Exercise objective: Collect all lines below with the string "耕柱子说".

Data entries:

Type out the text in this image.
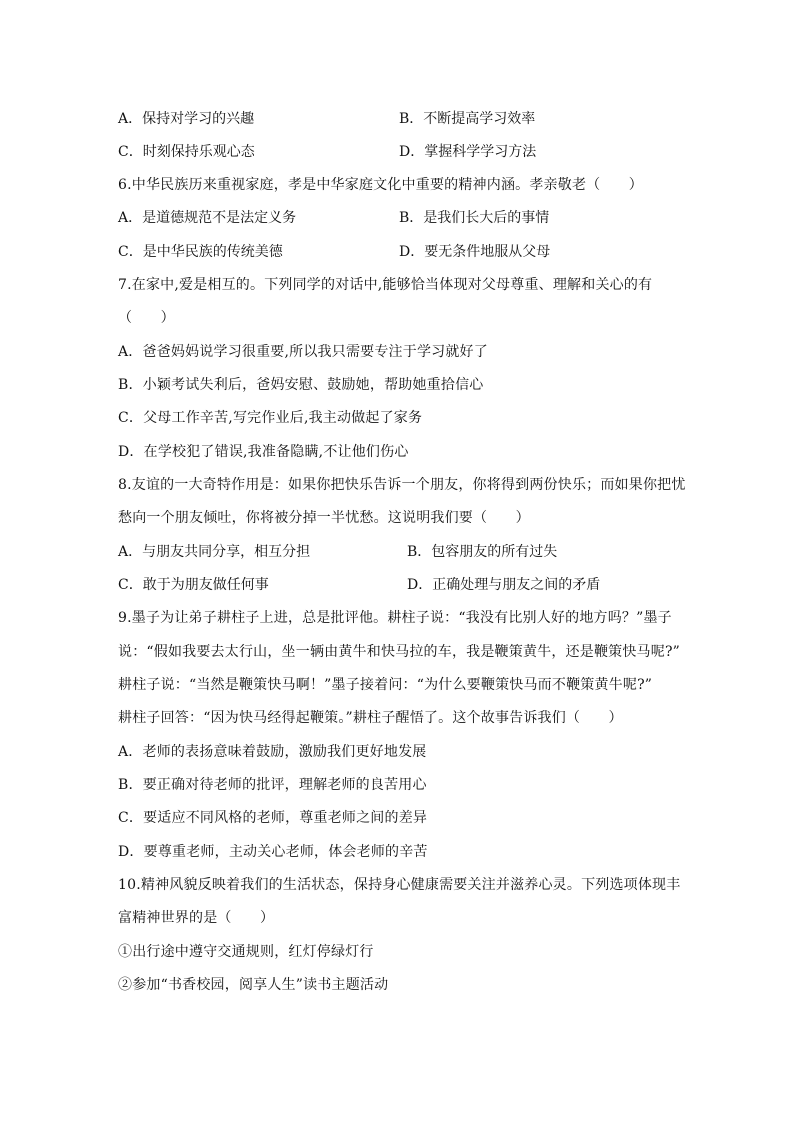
A．保持对学习的兴趣	B．不断提高学习效率
C．时刻保持乐观心态	D．掌握科学学习方法
6.中华民族历来重视家庭，孝是中华家庭文化中重要的精神内涵。孝亲敬老（　　）
A．是道德规范不是法定义务	B．是我们长大后的事情
C．是中华民族的传统美德	D．要无条件地服从父母
7.在家中,爱是相互的。下列同学的对话中,能够恰当体现对父母尊重、理解和关心的有
（　　）
A．爸爸妈妈说学习很重要,所以我只需要专注于学习就好了
B．小颖考试失利后，爸妈安慰、鼓励她，帮助她重拾信心
C．父母工作辛苦,写完作业后,我主动做起了家务
D．在学校犯了错误,我准备隐瞒,不让他们伤心
8.友谊的一大奇特作用是：如果你把快乐告诉一个朋友，你将得到两份快乐；而如果你把忧
愁向一个朋友倾吐，你将被分掉一半忧愁。这说明我们要（　　）
A．与朋友共同分享，相互分担	B．包容朋友的所有过失
C．敢于为朋友做任何事	D．正确处理与朋友之间的矛盾
9.墨子为让弟子耕柱子上进，总是批评他。耕柱子说：“我没有比别人好的地方吗？”墨子
说：“假如我要去太行山，坐一辆由黄牛和快马拉的车，我是鞭策黄牛，还是鞭策快马呢?”
耕柱子说：“当然是鞭策快马啊！”墨子接着问：“为什么要鞭策快马而不鞭策黄牛呢?”
耕柱子回答：“因为快马经得起鞭策。”耕柱子醒悟了。这个故事告诉我们（　　）
A．老师的表扬意味着鼓励，激励我们更好地发展
B．要正确对待老师的批评，理解老师的良苦用心
C．要适应不同风格的老师，尊重老师之间的差异
D．要尊重老师，主动关心老师，体会老师的辛苦
10.精神风貌反映着我们的生活状态，保持身心健康需要关注并滋养心灵。下列选项体现丰
富精神世界的是（　　）
①出行途中遵守交通规则，红灯停绿灯行
②参加“书香校园，阅享人生”读书主题活动
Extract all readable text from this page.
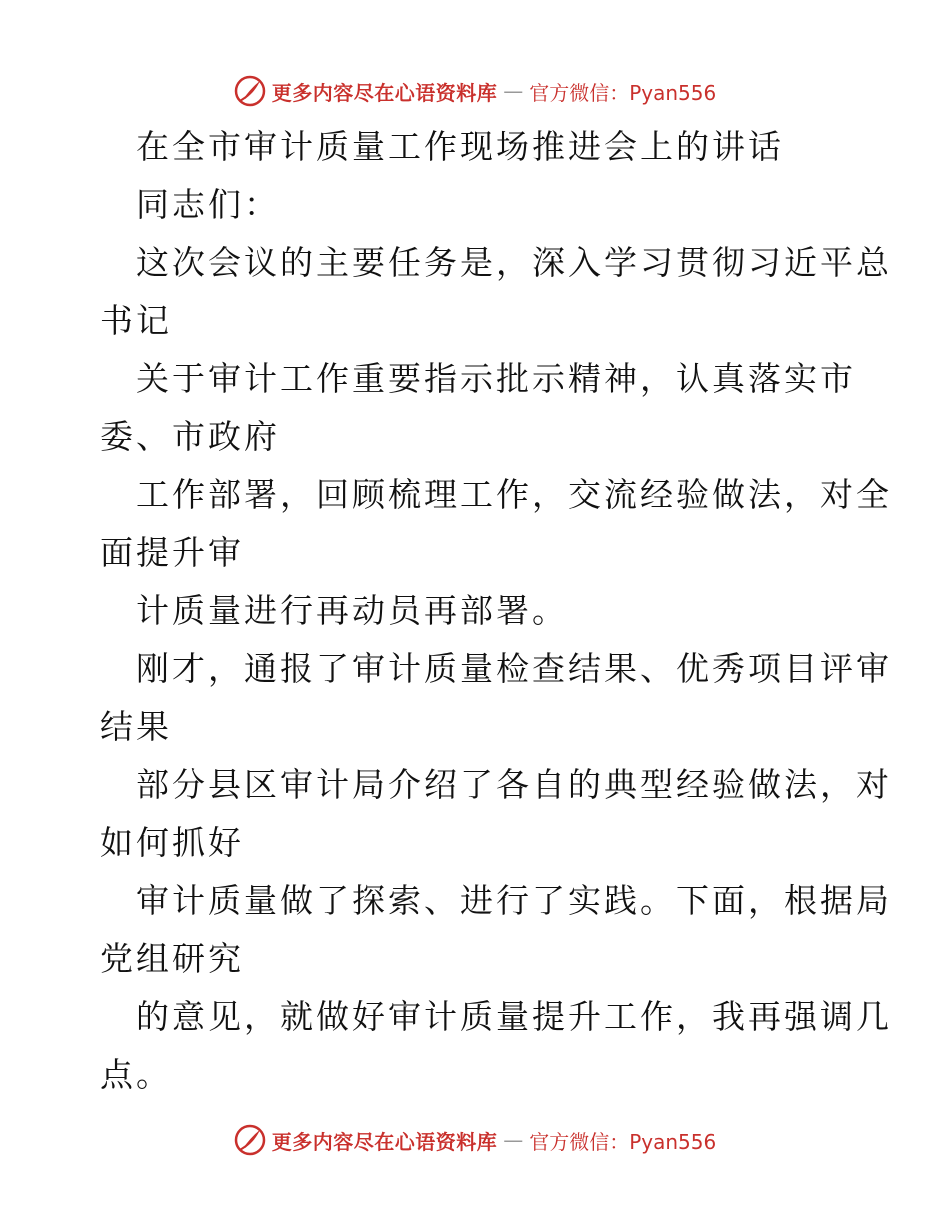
更多内容尽在心语资料库 — 官方微信：Pyan556
在全市审计质量工作现场推进会上的讲话
同志们：
这次会议的主要任务是，深入学习贯彻习近平总
书记
关于审计工作重要指示批示精神，认真落实市
委、市政府
工作部署，回顾梳理工作，交流经验做法，对全
面提升审
计质量进行再动员再部署。
刚才，通报了审计质量检查结果、优秀项目评审
结果
部分县区审计局介绍了各自的典型经验做法，对
如何抓好
审计质量做了探索、进行了实践。下面，根据局
党组研究
的意见，就做好审计质量提升工作，我再强调几
点。
更多内容尽在心语资料库 — 官方微信：Pyan556
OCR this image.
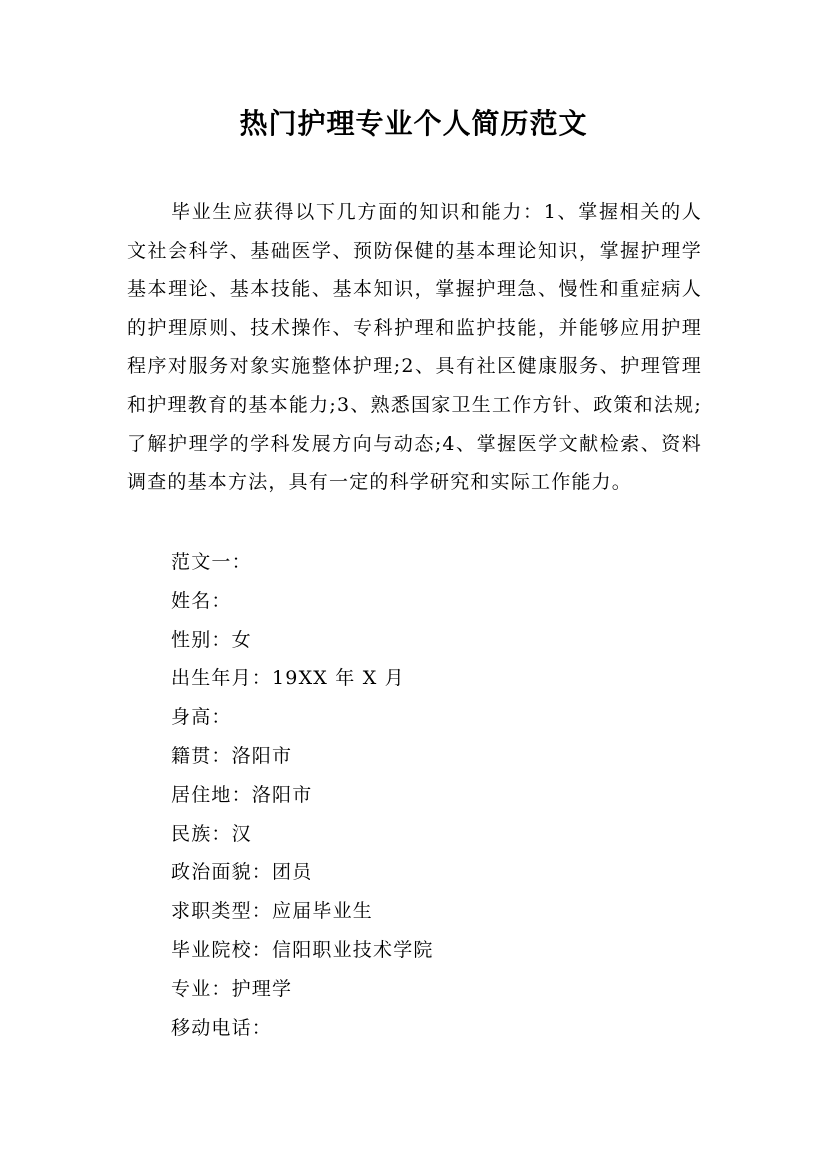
热门护理专业个人简历范文

毕业生应获得以下几方面的知识和能力：1、掌握相关的人文社会科学、基础医学、预防保健的基本理论知识，掌握护理学基本理论、基本技能、基本知识，掌握护理急、慢性和重症病人的护理原则、技术操作、专科护理和监护技能，并能够应用护理程序对服务对象实施整体护理;2、具有社区健康服务、护理管理和护理教育的基本能力;3、熟悉国家卫生工作方针、政策和法规;了解护理学的学科发展方向与动态;4、掌握医学文献检索、资料调查的基本方法，具有一定的科学研究和实际工作能力。

范文一：
姓名：
性别：女
出生年月：19XX 年 X 月
身高：
籍贯：洛阳市
居住地：洛阳市
民族：汉
政治面貌：团员
求职类型：应届毕业生
毕业院校：信阳职业技术学院
专业：护理学
移动电话：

Output for this exercise:
9.墨子为让弟子耕柱子上进，总是批评他。耕柱子说：“我没有比别人好的地方吗？”墨子
耕柱子说：“当然是鞭策快马啊！”墨子接着问：“为什么要鞭策快马而不鞭策黄牛呢?”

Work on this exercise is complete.